------ SOURCE RECORDS

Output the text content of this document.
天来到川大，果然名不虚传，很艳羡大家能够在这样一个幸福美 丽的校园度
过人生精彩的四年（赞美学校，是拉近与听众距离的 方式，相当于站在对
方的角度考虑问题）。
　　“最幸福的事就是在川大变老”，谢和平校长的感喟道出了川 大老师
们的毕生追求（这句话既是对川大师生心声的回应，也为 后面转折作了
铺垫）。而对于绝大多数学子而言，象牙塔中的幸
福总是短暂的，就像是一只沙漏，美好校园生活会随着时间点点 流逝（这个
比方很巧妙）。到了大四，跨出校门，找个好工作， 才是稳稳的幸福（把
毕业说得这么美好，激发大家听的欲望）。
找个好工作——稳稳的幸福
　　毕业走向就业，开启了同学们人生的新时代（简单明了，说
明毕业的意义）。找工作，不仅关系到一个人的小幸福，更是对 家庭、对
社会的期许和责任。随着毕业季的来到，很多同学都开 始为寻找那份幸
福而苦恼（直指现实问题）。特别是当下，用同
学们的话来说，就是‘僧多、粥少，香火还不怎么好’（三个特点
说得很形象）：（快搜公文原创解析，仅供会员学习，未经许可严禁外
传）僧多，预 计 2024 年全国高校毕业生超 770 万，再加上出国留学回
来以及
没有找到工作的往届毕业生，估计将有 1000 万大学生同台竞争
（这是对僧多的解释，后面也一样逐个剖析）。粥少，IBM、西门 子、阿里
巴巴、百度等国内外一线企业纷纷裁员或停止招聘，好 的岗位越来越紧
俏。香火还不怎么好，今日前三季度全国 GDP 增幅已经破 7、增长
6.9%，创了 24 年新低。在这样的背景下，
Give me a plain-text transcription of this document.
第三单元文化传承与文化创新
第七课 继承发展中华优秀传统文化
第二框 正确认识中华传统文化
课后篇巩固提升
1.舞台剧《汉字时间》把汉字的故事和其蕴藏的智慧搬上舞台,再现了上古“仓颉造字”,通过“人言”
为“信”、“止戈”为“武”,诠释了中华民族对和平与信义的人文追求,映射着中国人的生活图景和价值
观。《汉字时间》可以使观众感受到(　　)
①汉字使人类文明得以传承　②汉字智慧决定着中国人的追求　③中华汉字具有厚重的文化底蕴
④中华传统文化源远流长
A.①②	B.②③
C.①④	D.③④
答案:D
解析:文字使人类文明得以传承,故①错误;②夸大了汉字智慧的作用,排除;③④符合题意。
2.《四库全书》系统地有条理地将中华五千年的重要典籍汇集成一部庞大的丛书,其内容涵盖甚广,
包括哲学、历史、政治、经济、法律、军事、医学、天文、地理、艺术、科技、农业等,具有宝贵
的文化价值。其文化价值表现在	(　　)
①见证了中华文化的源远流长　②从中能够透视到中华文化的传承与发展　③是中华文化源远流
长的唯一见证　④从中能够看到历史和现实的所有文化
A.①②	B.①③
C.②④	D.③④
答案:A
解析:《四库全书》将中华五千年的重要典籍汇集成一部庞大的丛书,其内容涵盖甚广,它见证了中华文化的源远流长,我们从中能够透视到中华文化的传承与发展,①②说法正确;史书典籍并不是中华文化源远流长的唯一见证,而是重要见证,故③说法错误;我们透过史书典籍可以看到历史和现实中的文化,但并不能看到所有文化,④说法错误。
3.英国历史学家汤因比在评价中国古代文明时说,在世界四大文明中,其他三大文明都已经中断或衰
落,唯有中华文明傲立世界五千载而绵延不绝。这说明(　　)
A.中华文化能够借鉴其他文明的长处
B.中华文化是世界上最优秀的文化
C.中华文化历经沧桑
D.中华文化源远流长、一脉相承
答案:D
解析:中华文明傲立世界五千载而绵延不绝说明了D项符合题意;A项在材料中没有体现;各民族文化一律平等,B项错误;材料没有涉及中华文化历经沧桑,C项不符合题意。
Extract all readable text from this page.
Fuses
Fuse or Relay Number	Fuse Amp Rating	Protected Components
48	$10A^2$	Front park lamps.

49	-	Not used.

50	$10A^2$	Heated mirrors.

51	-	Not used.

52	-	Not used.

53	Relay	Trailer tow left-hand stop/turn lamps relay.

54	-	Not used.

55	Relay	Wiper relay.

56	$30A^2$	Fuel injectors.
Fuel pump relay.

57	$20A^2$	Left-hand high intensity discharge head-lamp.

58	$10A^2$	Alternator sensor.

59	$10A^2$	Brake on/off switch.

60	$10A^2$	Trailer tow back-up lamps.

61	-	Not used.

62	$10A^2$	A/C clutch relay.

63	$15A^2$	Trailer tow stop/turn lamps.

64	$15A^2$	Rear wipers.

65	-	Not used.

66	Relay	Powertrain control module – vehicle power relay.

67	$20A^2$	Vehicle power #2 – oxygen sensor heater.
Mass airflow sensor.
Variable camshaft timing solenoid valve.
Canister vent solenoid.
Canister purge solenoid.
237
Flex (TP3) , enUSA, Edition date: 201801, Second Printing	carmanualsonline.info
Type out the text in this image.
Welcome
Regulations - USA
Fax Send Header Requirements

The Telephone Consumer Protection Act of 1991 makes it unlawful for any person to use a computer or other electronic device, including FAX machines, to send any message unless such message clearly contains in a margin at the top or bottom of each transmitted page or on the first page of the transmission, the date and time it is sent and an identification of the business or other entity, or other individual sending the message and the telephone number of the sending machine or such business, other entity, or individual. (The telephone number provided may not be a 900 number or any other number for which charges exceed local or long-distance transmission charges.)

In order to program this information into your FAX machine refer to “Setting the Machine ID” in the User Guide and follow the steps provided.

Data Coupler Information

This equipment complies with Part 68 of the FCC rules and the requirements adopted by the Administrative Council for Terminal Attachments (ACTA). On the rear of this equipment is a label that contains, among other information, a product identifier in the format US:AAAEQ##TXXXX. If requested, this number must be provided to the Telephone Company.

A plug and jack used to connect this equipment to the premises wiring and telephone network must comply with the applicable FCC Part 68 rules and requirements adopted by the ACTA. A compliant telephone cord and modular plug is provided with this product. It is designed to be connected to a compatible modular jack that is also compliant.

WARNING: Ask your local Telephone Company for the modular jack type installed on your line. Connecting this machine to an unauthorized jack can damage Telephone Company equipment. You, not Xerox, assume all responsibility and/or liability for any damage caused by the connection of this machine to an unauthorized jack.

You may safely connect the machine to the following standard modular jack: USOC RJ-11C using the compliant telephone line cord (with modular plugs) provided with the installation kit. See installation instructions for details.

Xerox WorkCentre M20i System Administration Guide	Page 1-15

------------

Reproduce the entries above in full, verbatim.

Output the text content of this document.
天来到川大，果然名不虚传，很艳羡大家能够在这样一个幸福美 丽的校园度
过人生精彩的四年（赞美学校，是拉近与听众距离的 方式，相当于站在对
方的角度考虑问题）。
　　“最幸福的事就是在川大变老”，谢和平校长的感喟道出了川 大老师
们的毕生追求（这句话既是对川大师生心声的回应，也为 后面转折作了
铺垫）。而对于绝大多数学子而言，象牙塔中的幸
福总是短暂的，就像是一只沙漏，美好校园生活会随着时间点点 流逝（这个
比方很巧妙）。到了大四，跨出校门，找个好工作， 才是稳稳的幸福（把
毕业说得这么美好，激发大家听的欲望）。
找个好工作——稳稳的幸福
　　毕业走向就业，开启了同学们人生的新时代（简单明了，说
明毕业的意义）。找工作，不仅关系到一个人的小幸福，更是对 家庭、对
社会的期许和责任。随着毕业季的来到，很多同学都开 始为寻找那份幸
福而苦恼（直指现实问题）。特别是当下，用同
学们的话来说，就是‘僧多、粥少，香火还不怎么好’（三个特点
说得很形象）：（快搜公文原创解析，仅供会员学习，未经许可严禁外
传）僧多，预 计 2024 年全国高校毕业生超 770 万，再加上出国留学回
来以及
没有找到工作的往届毕业生，估计将有 1000 万大学生同台竞争
（这是对僧多的解释，后面也一样逐个剖析）。粥少，IBM、西门 子、阿里
巴巴、百度等国内外一线企业纷纷裁员或停止招聘，好 的岗位越来越紧
俏。香火还不怎么好，今日前三季度全国 GDP 增幅已经破 7、增长
6.9%，创了 24 年新低。在这样的背景下，
Give me a plain-text transcription of this document.
第三单元文化传承与文化创新
第七课 继承发展中华优秀传统文化
第二框 正确认识中华传统文化
课后篇巩固提升
1.舞台剧《汉字时间》把汉字的故事和其蕴藏的智慧搬上舞台,再现了上古“仓颉造字”,通过“人言”
为“信”、“止戈”为“武”,诠释了中华民族对和平与信义的人文追求,映射着中国人的生活图景和价值
观。《汉字时间》可以使观众感受到(　　)
①汉字使人类文明得以传承　②汉字智慧决定着中国人的追求　③中华汉字具有厚重的文化底蕴
④中华传统文化源远流长
A.①②	B.②③
C.①④	D.③④
答案:D
解析:文字使人类文明得以传承,故①错误;②夸大了汉字智慧的作用,排除;③④符合题意。
2.《四库全书》系统地有条理地将中华五千年的重要典籍汇集成一部庞大的丛书,其内容涵盖甚广,
包括哲学、历史、政治、经济、法律、军事、医学、天文、地理、艺术、科技、农业等,具有宝贵
的文化价值。其文化价值表现在	(　　)
①见证了中华文化的源远流长　②从中能够透视到中华文化的传承与发展　③是中华文化源远流
长的唯一见证　④从中能够看到历史和现实的所有文化
A.①②	B.①③
C.②④	D.③④
答案:A
解析:《四库全书》将中华五千年的重要典籍汇集成一部庞大的丛书,其内容涵盖甚广,它见证了中华文化的源远流长,我们从中能够透视到中华文化的传承与发展,①②说法正确;史书典籍并不是中华文化源远流长的唯一见证,而是重要见证,故③说法错误;我们透过史书典籍可以看到历史和现实中的文化,但并不能看到所有文化,④说法错误。
3.英国历史学家汤因比在评价中国古代文明时说,在世界四大文明中,其他三大文明都已经中断或衰
落,唯有中华文明傲立世界五千载而绵延不绝。这说明(　　)
A.中华文化能够借鉴其他文明的长处
B.中华文化是世界上最优秀的文化
C.中华文化历经沧桑
D.中华文化源远流长、一脉相承
答案:D
解析:中华文明傲立世界五千载而绵延不绝说明了D项符合题意;A项在材料中没有体现;各民族文化一律平等,B项错误;材料没有涉及中华文化历经沧桑,C项不符合题意。
Extract all readable text from this page.
Fuses
Fuse or Relay Number	Fuse Amp Rating	Protected Components
48	$10A^2$	Front park lamps.

49	-	Not used.

50	$10A^2$	Heated mirrors.

51	-	Not used.

52	-	Not used.

53	Relay	Trailer tow left-hand stop/turn lamps relay.

54	-	Not used.

55	Relay	Wiper relay.

56	$30A^2$	Fuel injectors.
Fuel pump relay.

57	$20A^2$	Left-hand high intensity discharge head-lamp.

58	$10A^2$	Alternator sensor.

59	$10A^2$	Brake on/off switch.

60	$10A^2$	Trailer tow back-up lamps.

61	-	Not used.

62	$10A^2$	A/C clutch relay.

63	$15A^2$	Trailer tow stop/turn lamps.

64	$15A^2$	Rear wipers.

65	-	Not used.

66	Relay	Powertrain control module – vehicle power relay.

67	$20A^2$	Vehicle power #2 – oxygen sensor heater.
Mass airflow sensor.
Variable camshaft timing solenoid valve.
Canister vent solenoid.
Canister purge solenoid.
237
Flex (TP3) , enUSA, Edition date: 201801, Second Printing	carmanualsonline.info
Type out the text in this image.
Welcome
Regulations - USA
Fax Send Header Requirements

The Telephone Consumer Protection Act of 1991 makes it unlawful for any person to use a computer or other electronic device, including FAX machines, to send any message unless such message clearly contains in a margin at the top or bottom of each transmitted page or on the first page of the transmission, the date and time it is sent and an identification of the business or other entity, or other individual sending the message and the telephone number of the sending machine or such business, other entity, or individual. (The telephone number provided may not be a 900 number or any other number for which charges exceed local or long-distance transmission charges.)

In order to program this information into your FAX machine refer to “Setting the Machine ID” in the User Guide and follow the steps provided.

Data Coupler Information

This equipment complies with Part 68 of the FCC rules and the requirements adopted by the Administrative Council for Terminal Attachments (ACTA). On the rear of this equipment is a label that contains, among other information, a product identifier in the format US:AAAEQ##TXXXX. If requested, this number must be provided to the Telephone Company.

A plug and jack used to connect this equipment to the premises wiring and telephone network must comply with the applicable FCC Part 68 rules and requirements adopted by the ACTA. A compliant telephone cord and modular plug is provided with this product. It is designed to be connected to a compatible modular jack that is also compliant.

WARNING: Ask your local Telephone Company for the modular jack type installed on your line. Connecting this machine to an unauthorized jack can damage Telephone Company equipment. You, not Xerox, assume all responsibility and/or liability for any damage caused by the connection of this machine to an unauthorized jack.

You may safely connect the machine to the following standard modular jack: USOC RJ-11C using the compliant telephone line cord (with modular plugs) provided with the installation kit. See installation instructions for details.

Xerox WorkCentre M20i System Administration Guide	Page 1-15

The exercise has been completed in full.